* Begin Excerpted data *

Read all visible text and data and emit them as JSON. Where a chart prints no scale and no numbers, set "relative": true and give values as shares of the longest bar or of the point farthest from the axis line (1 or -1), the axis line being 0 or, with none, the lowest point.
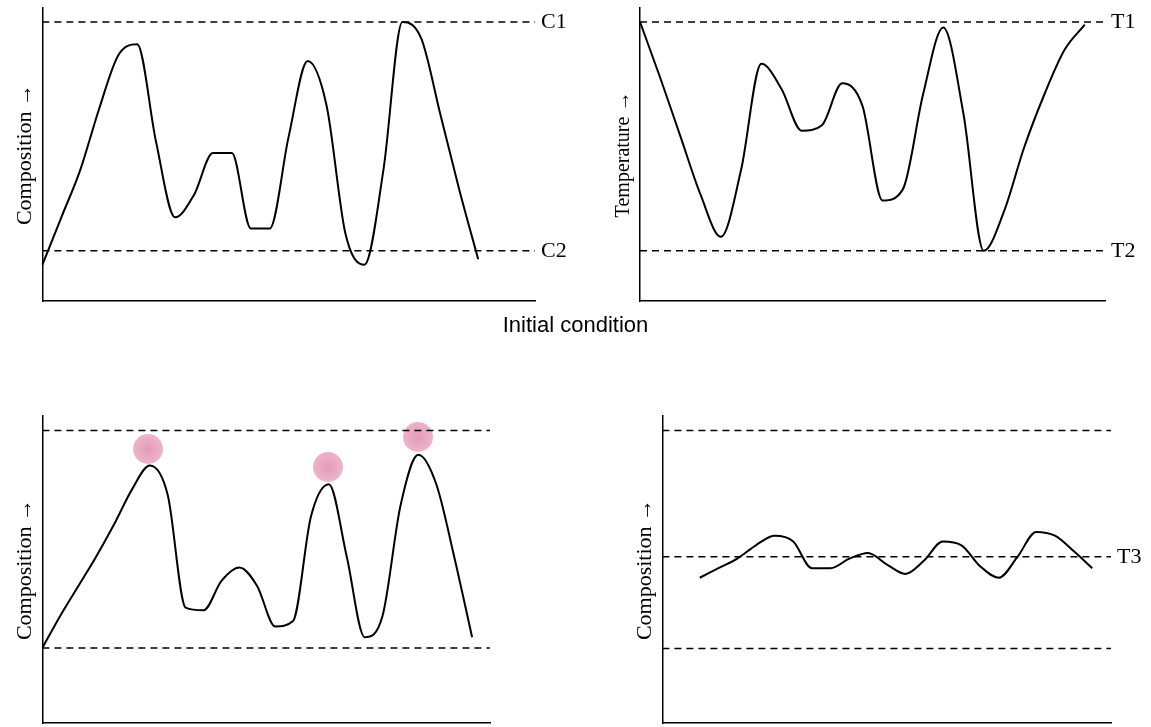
{
  "chart_data": [
    {
      "type": "line",
      "relative": true,
      "ylabel": "Composition →",
      "categories": [
        null,
        null,
        null,
        null,
        null,
        null,
        null,
        null,
        null,
        null,
        null,
        null,
        null,
        null,
        null,
        null,
        null,
        null,
        null,
        null,
        null,
        null,
        null,
        null,
        null,
        null,
        null
      ],
      "series": [
        {
          "color": "#000000",
          "values": [
            0.13,
            0.3,
            0.47,
            0.69,
            0.88,
            0.92,
            0.57,
            0.3,
            0.38,
            0.53,
            0.53,
            0.26,
            0.26,
            0.59,
            0.86,
            0.7,
            0.24,
            0.13,
            0.47,
            1,
            0.94,
            0.67,
            0.4,
            0.15,
            null,
            null,
            null
          ]
        }
      ],
      "ref_lines": [
        {
          "axis": "y",
          "value": 1,
          "label": "C1",
          "line_style": "dashed",
          "color": "#000000"
        },
        {
          "axis": "y",
          "value": 0.18,
          "label": "C2",
          "line_style": "dashed",
          "color": "#000000"
        }
      ],
      "annotations": [
        "Initial condition"
      ],
      "grid": false,
      "legend": false,
      "marker": "none",
      "line_style": "solid",
      "tick_labels": false
    },
    {
      "type": "line",
      "relative": true,
      "ylabel": "Temperature →",
      "categories": [
        null,
        null,
        null,
        null,
        null,
        null,
        null,
        null,
        null,
        null,
        null,
        null,
        null,
        null,
        null,
        null,
        null,
        null,
        null,
        null,
        null,
        null,
        null,
        null
      ],
      "series": [
        {
          "color": "#000000",
          "values": [
            1,
            0.8,
            0.59,
            0.38,
            0.23,
            0.47,
            0.85,
            0.76,
            0.61,
            0.63,
            0.78,
            0.7,
            0.36,
            0.4,
            0.74,
            0.98,
            0.67,
            0.18,
            0.32,
            0.55,
            0.74,
            0.9,
            0.99,
            null
          ]
        }
      ],
      "ref_lines": [
        {
          "axis": "y",
          "value": 1,
          "label": "T1",
          "line_style": "dashed",
          "color": "#000000"
        },
        {
          "axis": "y",
          "value": 0.18,
          "label": "T2",
          "line_style": "dashed",
          "color": "#000000"
        }
      ],
      "grid": false,
      "legend": false,
      "marker": "none",
      "line_style": "solid",
      "tick_labels": false
    },
    {
      "type": "line",
      "relative": true,
      "ylabel": "Composition →",
      "categories": [
        null,
        null,
        null,
        null,
        null,
        null,
        null,
        null,
        null,
        null,
        null,
        null,
        null,
        null,
        null,
        null,
        null,
        null,
        null,
        null,
        null,
        null,
        null,
        null,
        null,
        null
      ],
      "series": [
        {
          "color": "#000000",
          "values": [
            0.28,
            0.4,
            0.51,
            0.62,
            0.74,
            0.87,
            0.96,
            0.85,
            0.43,
            0.42,
            0.53,
            0.58,
            0.51,
            0.36,
            0.38,
            0.77,
            0.89,
            0.62,
            0.32,
            0.4,
            0.81,
            1,
            0.89,
            0.62,
            0.32,
            null
          ]
        }
      ],
      "ref_lines": [
        {
          "axis": "y",
          "value": 1.09,
          "line_style": "dashed",
          "color": "#000000"
        },
        {
          "axis": "y",
          "value": 0.28,
          "line_style": "dashed",
          "color": "#000000"
        }
      ],
      "grid": false,
      "legend": false,
      "marker": "none",
      "line_style": "solid",
      "tick_labels": false
    },
    {
      "type": "line",
      "relative": true,
      "ylabel": "Composition →",
      "categories": [
        null,
        null,
        null,
        null,
        null,
        null,
        null,
        null,
        null,
        null,
        null,
        null,
        null,
        null,
        null,
        null,
        null,
        null,
        null,
        null,
        null,
        null,
        null,
        null,
        null
      ],
      "series": [
        {
          "color": "#000000",
          "values": [
            null,
            null,
            0.76,
            0.81,
            0.86,
            0.93,
            0.98,
            0.95,
            0.81,
            0.81,
            0.86,
            0.89,
            0.83,
            0.78,
            0.85,
            0.95,
            0.93,
            0.82,
            0.76,
            0.87,
            1,
            0.98,
            0.9,
            0.81,
            null
          ]
        }
      ],
      "ref_lines": [
        {
          "axis": "y",
          "value": 1.53,
          "line_style": "dashed",
          "color": "#000000"
        },
        {
          "axis": "y",
          "value": 0.87,
          "label": "T3",
          "line_style": "dashed",
          "color": "#000000"
        },
        {
          "axis": "y",
          "value": 0.39,
          "line_style": "dashed",
          "color": "#000000"
        }
      ],
      "grid": false,
      "legend": false,
      "marker": "none",
      "line_style": "solid",
      "tick_labels": false
    }
  ]
}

* End Excerpted data *

# [Exercise task]
Set the entries down again exactly. Do not include the images.

# [Task solution]
Read all visible text and data and emit them as JSON. Where a chart prints no scale and no numbers, set "relative": true and give values as shares of the longest bar or of the point farthest from the axis line (1 or -1), the axis line being 0 or, with none, the lowest point.
{
  "chart_data": [
    {
      "type": "line",
      "relative": true,
      "ylabel": "Composition →",
      "categories": [
        null,
        null,
        null,
        null,
        null,
        null,
        null,
        null,
        null,
        null,
        null,
        null,
        null,
        null,
        null,
        null,
        null,
        null,
        null,
        null,
        null,
        null,
        null,
        null,
        null,
        null,
        null
      ],
      "series": [
        {
          "color": "#000000",
          "values": [
            0.13,
            0.3,
            0.47,
            0.69,
            0.88,
            0.92,
            0.57,
            0.3,
            0.38,
            0.53,
            0.53,
            0.26,
            0.26,
            0.59,
            0.86,
            0.7,
            0.24,
            0.13,
            0.47,
            1,
            0.94,
            0.67,
            0.4,
            0.15,
            null,
            null,
            null
          ]
        }
      ],
      "ref_lines": [
        {
          "axis": "y",
          "value": 1,
          "label": "C1",
          "line_style": "dashed",
          "color": "#000000"
        },
        {
          "axis": "y",
          "value": 0.18,
          "label": "C2",
          "line_style": "dashed",
          "color": "#000000"
        }
      ],
      "annotations": [
        "Initial condition"
      ],
      "grid": false,
      "legend": false,
      "marker": "none",
      "line_style": "solid",
      "tick_labels": false
    },
    {
      "type": "line",
      "relative": true,
      "ylabel": "Temperature →",
      "categories": [
        null,
        null,
        null,
        null,
        null,
        null,
        null,
        null,
        null,
        null,
        null,
        null,
        null,
        null,
        null,
        null,
        null,
        null,
        null,
        null,
        null,
        null,
        null,
        null
      ],
      "series": [
        {
          "color": "#000000",
          "values": [
            1,
            0.8,
            0.59,
            0.38,
            0.23,
            0.47,
            0.85,
            0.76,
            0.61,
            0.63,
            0.78,
            0.7,
            0.36,
            0.4,
            0.74,
            0.98,
            0.67,
            0.18,
            0.32,
            0.55,
            0.74,
            0.9,
            0.99,
            null
          ]
        }
      ],
      "ref_lines": [
        {
          "axis": "y",
          "value": 1,
          "label": "T1",
          "line_style": "dashed",
          "color": "#000000"
        },
        {
          "axis": "y",
          "value": 0.18,
          "label": "T2",
          "line_style": "dashed",
          "color": "#000000"
        }
      ],
      "grid": false,
      "legend": false,
      "marker": "none",
      "line_style": "solid",
      "tick_labels": false
    },
    {
      "type": "line",
      "relative": true,
      "ylabel": "Composition →",
      "categories": [
        null,
        null,
        null,
        null,
        null,
        null,
        null,
        null,
        null,
        null,
        null,
        null,
        null,
        null,
        null,
        null,
        null,
        null,
        null,
        null,
        null,
        null,
        null,
        null,
        null,
        null
      ],
      "series": [
        {
          "color": "#000000",
          "values": [
            0.28,
            0.4,
            0.51,
            0.62,
            0.74,
            0.87,
            0.96,
            0.85,
            0.43,
            0.42,
            0.53,
            0.58,
            0.51,
            0.36,
            0.38,
            0.77,
            0.89,
            0.62,
            0.32,
            0.4,
            0.81,
            1,
            0.89,
            0.62,
            0.32,
            null
          ]
        }
      ],
      "ref_lines": [
        {
          "axis": "y",
          "value": 1.09,
          "line_style": "dashed",
          "color": "#000000"
        },
        {
          "axis": "y",
          "value": 0.28,
          "line_style": "dashed",
          "color": "#000000"
        }
      ],
      "grid": false,
      "legend": false,
      "marker": "none",
      "line_style": "solid",
      "tick_labels": false
    },
    {
      "type": "line",
      "relative": true,
      "ylabel": "Composition →",
      "categories": [
        null,
        null,
        null,
        null,
        null,
        null,
        null,
        null,
        null,
        null,
        null,
        null,
        null,
        null,
        null,
        null,
        null,
        null,
        null,
        null,
        null,
        null,
        null,
        null,
        null
      ],
      "series": [
        {
          "color": "#000000",
          "values": [
            null,
            null,
            0.76,
            0.81,
            0.86,
            0.93,
            0.98,
            0.95,
            0.81,
            0.81,
            0.86,
            0.89,
            0.83,
            0.78,
            0.85,
            0.95,
            0.93,
            0.82,
            0.76,
            0.87,
            1,
            0.98,
            0.9,
            0.81,
            null
          ]
        }
      ],
      "ref_lines": [
        {
          "axis": "y",
          "value": 1.53,
          "line_style": "dashed",
          "color": "#000000"
        },
        {
          "axis": "y",
          "value": 0.87,
          "label": "T3",
          "line_style": "dashed",
          "color": "#000000"
        },
        {
          "axis": "y",
          "value": 0.39,
          "line_style": "dashed",
          "color": "#000000"
        }
      ],
      "grid": false,
      "legend": false,
      "marker": "none",
      "line_style": "solid",
      "tick_labels": false
    }
  ]
}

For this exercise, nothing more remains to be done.